Material for this exercise:

# # # # # # #

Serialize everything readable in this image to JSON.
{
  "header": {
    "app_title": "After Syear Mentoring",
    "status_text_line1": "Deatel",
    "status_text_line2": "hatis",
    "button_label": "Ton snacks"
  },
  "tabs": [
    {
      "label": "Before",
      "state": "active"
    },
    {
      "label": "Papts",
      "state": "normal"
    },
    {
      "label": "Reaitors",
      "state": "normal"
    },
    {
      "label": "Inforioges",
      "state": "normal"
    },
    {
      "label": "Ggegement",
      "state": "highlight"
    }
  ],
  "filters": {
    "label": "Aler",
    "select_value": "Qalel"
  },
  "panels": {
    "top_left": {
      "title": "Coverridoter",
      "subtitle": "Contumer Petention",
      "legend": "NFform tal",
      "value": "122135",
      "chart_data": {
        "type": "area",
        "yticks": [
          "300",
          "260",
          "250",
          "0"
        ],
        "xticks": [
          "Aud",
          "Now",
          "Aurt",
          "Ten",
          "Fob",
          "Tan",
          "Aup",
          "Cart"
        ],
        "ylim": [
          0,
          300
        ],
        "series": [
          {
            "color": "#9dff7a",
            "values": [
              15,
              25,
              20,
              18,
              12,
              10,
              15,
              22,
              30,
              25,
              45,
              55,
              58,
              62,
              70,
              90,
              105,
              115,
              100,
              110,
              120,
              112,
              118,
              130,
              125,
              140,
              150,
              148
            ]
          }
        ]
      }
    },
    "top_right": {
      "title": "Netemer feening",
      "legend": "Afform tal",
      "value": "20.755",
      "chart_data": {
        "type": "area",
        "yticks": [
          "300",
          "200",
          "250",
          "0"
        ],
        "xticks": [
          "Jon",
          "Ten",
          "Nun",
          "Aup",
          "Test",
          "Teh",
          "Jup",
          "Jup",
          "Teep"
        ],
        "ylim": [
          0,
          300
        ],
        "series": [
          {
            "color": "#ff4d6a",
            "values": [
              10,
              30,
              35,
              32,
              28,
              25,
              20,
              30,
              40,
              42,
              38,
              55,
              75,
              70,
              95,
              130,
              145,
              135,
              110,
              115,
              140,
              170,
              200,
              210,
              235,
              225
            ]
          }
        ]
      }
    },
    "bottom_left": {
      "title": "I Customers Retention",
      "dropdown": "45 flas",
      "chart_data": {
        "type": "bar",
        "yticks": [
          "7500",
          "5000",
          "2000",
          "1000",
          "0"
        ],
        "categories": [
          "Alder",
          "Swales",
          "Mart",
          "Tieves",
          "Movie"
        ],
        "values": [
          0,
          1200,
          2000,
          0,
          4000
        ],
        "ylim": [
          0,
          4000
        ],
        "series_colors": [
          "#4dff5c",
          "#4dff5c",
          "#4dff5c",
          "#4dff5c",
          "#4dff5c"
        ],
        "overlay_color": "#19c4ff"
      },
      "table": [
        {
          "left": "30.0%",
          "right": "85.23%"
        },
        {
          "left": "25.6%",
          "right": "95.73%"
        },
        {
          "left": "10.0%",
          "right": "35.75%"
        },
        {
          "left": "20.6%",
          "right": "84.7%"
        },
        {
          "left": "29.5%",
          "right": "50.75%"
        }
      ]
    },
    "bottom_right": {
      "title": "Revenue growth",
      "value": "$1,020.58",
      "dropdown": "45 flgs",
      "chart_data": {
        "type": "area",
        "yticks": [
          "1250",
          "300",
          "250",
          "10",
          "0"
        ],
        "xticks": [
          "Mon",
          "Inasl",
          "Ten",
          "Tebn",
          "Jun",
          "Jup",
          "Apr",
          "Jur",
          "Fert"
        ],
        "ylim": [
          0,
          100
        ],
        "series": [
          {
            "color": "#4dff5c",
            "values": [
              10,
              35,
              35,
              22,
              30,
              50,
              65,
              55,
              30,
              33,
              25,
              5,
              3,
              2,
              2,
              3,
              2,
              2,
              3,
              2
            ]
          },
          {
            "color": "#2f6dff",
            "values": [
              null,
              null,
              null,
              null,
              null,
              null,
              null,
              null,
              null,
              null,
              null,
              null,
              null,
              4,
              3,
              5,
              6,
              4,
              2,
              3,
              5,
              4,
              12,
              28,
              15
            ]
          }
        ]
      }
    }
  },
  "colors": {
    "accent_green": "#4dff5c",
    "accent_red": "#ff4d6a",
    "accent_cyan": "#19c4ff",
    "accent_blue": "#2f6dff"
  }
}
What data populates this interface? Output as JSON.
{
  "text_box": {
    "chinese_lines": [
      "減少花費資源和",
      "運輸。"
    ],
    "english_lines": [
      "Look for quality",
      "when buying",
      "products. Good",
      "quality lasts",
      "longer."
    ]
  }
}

# # # # # # #

Exercise description:
Your task is to repeat each line of the material exactly.

Answer for the task:
Serialize everything readable in this image to JSON.
{
  "header": {
    "app_title": "After Syear Mentoring",
    "status_text_line1": "Deatel",
    "status_text_line2": "hatis",
    "button_label": "Ton snacks"
  },
  "tabs": [
    {
      "label": "Before",
      "state": "active"
    },
    {
      "label": "Papts",
      "state": "normal"
    },
    {
      "label": "Reaitors",
      "state": "normal"
    },
    {
      "label": "Inforioges",
      "state": "normal"
    },
    {
      "label": "Ggegement",
      "state": "highlight"
    }
  ],
  "filters": {
    "label": "Aler",
    "select_value": "Qalel"
  },
  "panels": {
    "top_left": {
      "title": "Coverridoter",
      "subtitle": "Contumer Petention",
      "legend": "NFform tal",
      "value": "122135",
      "chart_data": {
        "type": "area",
        "yticks": [
          "300",
          "260",
          "250",
          "0"
        ],
        "xticks": [
          "Aud",
          "Now",
          "Aurt",
          "Ten",
          "Fob",
          "Tan",
          "Aup",
          "Cart"
        ],
        "ylim": [
          0,
          300
        ],
        "series": [
          {
            "color": "#9dff7a",
            "values": [
              15,
              25,
              20,
              18,
              12,
              10,
              15,
              22,
              30,
              25,
              45,
              55,
              58,
              62,
              70,
              90,
              105,
              115,
              100,
              110,
              120,
              112,
              118,
              130,
              125,
              140,
              150,
              148
            ]
          }
        ]
      }
    },
    "top_right": {
      "title": "Netemer feening",
      "legend": "Afform tal",
      "value": "20.755",
      "chart_data": {
        "type": "area",
        "yticks": [
          "300",
          "200",
          "250",
          "0"
        ],
        "xticks": [
          "Jon",
          "Ten",
          "Nun",
          "Aup",
          "Test",
          "Teh",
          "Jup",
          "Jup",
          "Teep"
        ],
        "ylim": [
          0,
          300
        ],
        "series": [
          {
            "color": "#ff4d6a",
            "values": [
              10,
              30,
              35,
              32,
              28,
              25,
              20,
              30,
              40,
              42,
              38,
              55,
              75,
              70,
              95,
              130,
              145,
              135,
              110,
              115,
              140,
              170,
              200,
              210,
              235,
              225
            ]
          }
        ]
      }
    },
    "bottom_left": {
      "title": "I Customers Retention",
      "dropdown": "45 flas",
      "chart_data": {
        "type": "bar",
        "yticks": [
          "7500",
          "5000",
          "2000",
          "1000",
          "0"
        ],
        "categories": [
          "Alder",
          "Swales",
          "Mart",
          "Tieves",
          "Movie"
        ],
        "values": [
          0,
          1200,
          2000,
          0,
          4000
        ],
        "ylim": [
          0,
          4000
        ],
        "series_colors": [
          "#4dff5c",
          "#4dff5c",
          "#4dff5c",
          "#4dff5c",
          "#4dff5c"
        ],
        "overlay_color": "#19c4ff"
      },
      "table": [
        {
          "left": "30.0%",
          "right": "85.23%"
        },
        {
          "left": "25.6%",
          "right": "95.73%"
        },
        {
          "left": "10.0%",
          "right": "35.75%"
        },
        {
          "left": "20.6%",
          "right": "84.7%"
        },
        {
          "left": "29.5%",
          "right": "50.75%"
        }
      ]
    },
    "bottom_right": {
      "title": "Revenue growth",
      "value": "$1,020.58",
      "dropdown": "45 flgs",
      "chart_data": {
        "type": "area",
        "yticks": [
          "1250",
          "300",
          "250",
          "10",
          "0"
        ],
        "xticks": [
          "Mon",
          "Inasl",
          "Ten",
          "Tebn",
          "Jun",
          "Jup",
          "Apr",
          "Jur",
          "Fert"
        ],
        "ylim": [
          0,
          100
        ],
        "series": [
          {
            "color": "#4dff5c",
            "values": [
              10,
              35,
              35,
              22,
              30,
              50,
              65,
              55,
              30,
              33,
              25,
              5,
              3,
              2,
              2,
              3,
              2,
              2,
              3,
              2
            ]
          },
          {
            "color": "#2f6dff",
            "values": [
              null,
              null,
              null,
              null,
              null,
              null,
              null,
              null,
              null,
              null,
              null,
              null,
              null,
              4,
              3,
              5,
              6,
              4,
              2,
              3,
              5,
              4,
              12,
              28,
              15
            ]
          }
        ]
      }
    }
  },
  "colors": {
    "accent_green": "#4dff5c",
    "accent_red": "#ff4d6a",
    "accent_cyan": "#19c4ff",
    "accent_blue": "#2f6dff"
  }
}
What data populates this interface? Output as JSON.
{
  "text_box": {
    "chinese_lines": [
      "減少花費資源和",
      "運輸。"
    ],
    "english_lines": [
      "Look for quality",
      "when buying",
      "products. Good",
      "quality lasts",
      "longer."
    ]
  }
}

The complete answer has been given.